• **INSTRUCTION**
Copy out only those lines running from the line with "Enumerate this chart's" to the end of the listing, keeping each one exactly as it is.

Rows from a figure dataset
==================================================

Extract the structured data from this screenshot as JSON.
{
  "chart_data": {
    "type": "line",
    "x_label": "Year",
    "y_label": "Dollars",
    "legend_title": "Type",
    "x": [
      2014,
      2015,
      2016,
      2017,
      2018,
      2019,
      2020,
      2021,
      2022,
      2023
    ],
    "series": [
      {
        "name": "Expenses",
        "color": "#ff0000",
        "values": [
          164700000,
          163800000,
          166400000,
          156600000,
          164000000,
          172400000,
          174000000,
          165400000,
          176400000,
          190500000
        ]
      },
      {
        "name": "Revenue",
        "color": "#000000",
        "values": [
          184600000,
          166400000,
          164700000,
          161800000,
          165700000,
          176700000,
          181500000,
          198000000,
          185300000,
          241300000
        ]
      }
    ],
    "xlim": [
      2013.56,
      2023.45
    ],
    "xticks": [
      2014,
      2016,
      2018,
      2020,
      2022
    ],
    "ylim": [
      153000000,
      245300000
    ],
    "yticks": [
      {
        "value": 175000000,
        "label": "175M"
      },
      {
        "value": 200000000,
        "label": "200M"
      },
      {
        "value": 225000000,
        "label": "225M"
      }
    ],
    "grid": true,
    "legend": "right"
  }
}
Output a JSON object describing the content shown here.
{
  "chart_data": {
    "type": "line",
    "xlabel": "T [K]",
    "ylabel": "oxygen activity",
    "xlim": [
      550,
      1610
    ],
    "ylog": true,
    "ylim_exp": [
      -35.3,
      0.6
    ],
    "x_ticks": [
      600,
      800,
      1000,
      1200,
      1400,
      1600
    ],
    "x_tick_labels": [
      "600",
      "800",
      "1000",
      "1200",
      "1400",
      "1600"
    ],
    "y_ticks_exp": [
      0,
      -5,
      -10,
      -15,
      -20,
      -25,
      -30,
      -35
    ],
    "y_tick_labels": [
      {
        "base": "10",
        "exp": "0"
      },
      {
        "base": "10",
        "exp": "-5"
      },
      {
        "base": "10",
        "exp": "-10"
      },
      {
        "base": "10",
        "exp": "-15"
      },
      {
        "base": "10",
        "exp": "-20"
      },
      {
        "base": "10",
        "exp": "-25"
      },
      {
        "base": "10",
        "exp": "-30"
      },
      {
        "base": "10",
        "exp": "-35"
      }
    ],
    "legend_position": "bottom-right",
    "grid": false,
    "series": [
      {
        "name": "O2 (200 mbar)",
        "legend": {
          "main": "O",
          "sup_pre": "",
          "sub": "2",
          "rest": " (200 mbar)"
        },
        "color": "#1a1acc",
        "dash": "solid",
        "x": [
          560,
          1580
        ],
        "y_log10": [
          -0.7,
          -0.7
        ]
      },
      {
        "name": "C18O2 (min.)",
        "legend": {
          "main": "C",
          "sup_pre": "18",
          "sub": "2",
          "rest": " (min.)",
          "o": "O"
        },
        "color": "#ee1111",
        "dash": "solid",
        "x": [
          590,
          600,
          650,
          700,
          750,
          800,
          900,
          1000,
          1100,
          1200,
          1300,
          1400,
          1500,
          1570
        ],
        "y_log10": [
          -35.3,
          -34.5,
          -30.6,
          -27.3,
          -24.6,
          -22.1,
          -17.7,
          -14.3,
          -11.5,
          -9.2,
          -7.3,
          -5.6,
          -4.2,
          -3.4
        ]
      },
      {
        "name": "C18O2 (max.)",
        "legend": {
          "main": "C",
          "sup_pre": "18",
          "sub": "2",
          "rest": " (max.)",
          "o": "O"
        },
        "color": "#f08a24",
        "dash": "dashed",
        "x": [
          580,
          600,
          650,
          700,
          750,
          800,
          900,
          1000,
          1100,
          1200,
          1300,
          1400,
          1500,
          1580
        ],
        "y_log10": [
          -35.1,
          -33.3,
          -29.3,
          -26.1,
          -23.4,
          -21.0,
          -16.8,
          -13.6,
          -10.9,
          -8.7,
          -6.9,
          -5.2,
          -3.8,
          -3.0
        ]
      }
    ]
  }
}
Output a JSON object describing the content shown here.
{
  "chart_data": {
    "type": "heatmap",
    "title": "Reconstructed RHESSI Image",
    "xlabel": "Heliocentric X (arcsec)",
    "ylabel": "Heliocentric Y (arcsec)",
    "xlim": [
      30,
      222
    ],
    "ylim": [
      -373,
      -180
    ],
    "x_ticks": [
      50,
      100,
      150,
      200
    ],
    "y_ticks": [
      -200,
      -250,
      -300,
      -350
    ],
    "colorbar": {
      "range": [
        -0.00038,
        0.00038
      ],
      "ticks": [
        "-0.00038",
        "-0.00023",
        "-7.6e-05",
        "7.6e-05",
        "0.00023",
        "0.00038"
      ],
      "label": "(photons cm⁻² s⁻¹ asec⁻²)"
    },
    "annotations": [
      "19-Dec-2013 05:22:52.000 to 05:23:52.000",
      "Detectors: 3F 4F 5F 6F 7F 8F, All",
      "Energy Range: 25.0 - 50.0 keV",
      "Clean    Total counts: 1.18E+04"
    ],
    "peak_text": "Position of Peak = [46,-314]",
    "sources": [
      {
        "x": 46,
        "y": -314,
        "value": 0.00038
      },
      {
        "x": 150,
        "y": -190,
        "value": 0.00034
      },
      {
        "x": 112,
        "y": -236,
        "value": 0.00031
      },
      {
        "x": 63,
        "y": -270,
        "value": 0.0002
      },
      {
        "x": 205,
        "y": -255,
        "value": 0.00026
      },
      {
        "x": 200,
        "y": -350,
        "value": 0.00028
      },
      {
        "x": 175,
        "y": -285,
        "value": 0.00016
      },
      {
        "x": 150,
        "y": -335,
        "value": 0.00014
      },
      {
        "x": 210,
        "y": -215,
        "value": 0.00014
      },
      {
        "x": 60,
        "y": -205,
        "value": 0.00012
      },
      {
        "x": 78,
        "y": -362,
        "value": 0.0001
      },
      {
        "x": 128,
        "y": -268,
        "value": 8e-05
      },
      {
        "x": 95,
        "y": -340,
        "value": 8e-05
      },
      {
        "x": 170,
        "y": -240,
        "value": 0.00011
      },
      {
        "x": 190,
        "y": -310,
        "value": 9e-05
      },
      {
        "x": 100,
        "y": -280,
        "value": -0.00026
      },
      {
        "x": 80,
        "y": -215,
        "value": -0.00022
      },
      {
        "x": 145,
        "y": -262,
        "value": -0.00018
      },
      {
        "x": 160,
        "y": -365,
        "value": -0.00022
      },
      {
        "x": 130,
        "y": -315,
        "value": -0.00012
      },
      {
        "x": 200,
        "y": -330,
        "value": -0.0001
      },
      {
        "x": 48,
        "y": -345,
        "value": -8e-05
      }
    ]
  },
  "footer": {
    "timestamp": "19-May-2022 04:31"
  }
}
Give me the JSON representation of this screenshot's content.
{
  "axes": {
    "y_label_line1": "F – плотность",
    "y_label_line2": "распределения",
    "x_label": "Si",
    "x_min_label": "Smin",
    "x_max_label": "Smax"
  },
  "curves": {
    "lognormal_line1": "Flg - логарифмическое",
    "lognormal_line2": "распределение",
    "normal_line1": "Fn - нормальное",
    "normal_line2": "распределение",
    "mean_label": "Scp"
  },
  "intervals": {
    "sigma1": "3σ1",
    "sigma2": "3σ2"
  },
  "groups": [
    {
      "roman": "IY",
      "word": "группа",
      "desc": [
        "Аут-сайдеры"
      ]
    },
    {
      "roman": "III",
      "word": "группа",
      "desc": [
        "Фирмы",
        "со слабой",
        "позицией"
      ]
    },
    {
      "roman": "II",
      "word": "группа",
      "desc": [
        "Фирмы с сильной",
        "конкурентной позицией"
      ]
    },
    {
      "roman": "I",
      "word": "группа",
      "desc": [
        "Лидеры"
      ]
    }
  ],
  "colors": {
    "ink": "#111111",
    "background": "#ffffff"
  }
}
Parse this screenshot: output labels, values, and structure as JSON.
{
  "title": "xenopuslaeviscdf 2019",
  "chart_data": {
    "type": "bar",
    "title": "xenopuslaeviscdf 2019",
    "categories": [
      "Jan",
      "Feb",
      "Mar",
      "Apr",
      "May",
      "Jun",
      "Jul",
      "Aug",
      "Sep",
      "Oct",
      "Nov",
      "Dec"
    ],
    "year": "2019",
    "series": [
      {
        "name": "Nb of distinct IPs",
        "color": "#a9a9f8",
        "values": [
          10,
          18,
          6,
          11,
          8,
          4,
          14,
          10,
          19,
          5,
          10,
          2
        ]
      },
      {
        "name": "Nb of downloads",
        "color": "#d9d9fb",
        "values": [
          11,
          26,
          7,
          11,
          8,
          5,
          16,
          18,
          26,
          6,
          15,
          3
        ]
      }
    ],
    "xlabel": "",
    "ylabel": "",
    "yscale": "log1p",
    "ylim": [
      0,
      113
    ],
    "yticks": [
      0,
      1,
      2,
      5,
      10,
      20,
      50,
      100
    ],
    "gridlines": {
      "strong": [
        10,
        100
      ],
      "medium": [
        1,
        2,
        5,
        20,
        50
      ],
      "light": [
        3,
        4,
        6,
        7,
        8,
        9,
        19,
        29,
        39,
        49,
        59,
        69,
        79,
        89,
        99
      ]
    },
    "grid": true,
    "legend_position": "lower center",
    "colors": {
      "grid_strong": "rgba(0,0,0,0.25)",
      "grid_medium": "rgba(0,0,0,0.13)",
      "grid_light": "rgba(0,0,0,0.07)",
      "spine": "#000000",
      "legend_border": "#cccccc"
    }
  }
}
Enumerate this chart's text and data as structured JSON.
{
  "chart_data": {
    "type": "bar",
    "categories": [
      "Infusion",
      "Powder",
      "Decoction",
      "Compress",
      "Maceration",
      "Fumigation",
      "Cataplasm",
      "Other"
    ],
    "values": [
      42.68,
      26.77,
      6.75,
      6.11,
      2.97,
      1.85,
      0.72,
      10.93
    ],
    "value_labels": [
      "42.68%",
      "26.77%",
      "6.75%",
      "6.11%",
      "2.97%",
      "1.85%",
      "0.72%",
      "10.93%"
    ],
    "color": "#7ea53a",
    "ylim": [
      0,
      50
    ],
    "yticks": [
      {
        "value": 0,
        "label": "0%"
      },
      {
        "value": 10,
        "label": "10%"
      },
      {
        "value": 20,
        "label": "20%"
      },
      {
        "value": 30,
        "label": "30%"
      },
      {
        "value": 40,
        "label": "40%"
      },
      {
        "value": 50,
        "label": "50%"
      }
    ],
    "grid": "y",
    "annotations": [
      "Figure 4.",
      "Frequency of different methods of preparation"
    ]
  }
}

==================================================

• **SOLUTION TO THE EXERCISE**
Enumerate this chart's text and data as structured JSON.
{
  "chart_data": {
    "type": "bar",
    "categories": [
      "Infusion",
      "Powder",
      "Decoction",
      "Compress",
      "Maceration",
      "Fumigation",
      "Cataplasm",
      "Other"
    ],
    "values": [
      42.68,
      26.77,
      6.75,
      6.11,
      2.97,
      1.85,
      0.72,
      10.93
    ],
    "value_labels": [
      "42.68%",
      "26.77%",
      "6.75%",
      "6.11%",
      "2.97%",
      "1.85%",
      "0.72%",
      "10.93%"
    ],
    "color": "#7ea53a",
    "ylim": [
      0,
      50
    ],
    "yticks": [
      {
        "value": 0,
        "label": "0%"
      },
      {
        "value": 10,
        "label": "10%"
      },
      {
        "value": 20,
        "label": "20%"
      },
      {
        "value": 30,
        "label": "30%"
      },
      {
        "value": 40,
        "label": "40%"
      },
      {
        "value": 50,
        "label": "50%"
      }
    ],
    "grid": "y",
    "annotations": [
      "Figure 4.",
      "Frequency of different methods of preparation"
    ]
  }
}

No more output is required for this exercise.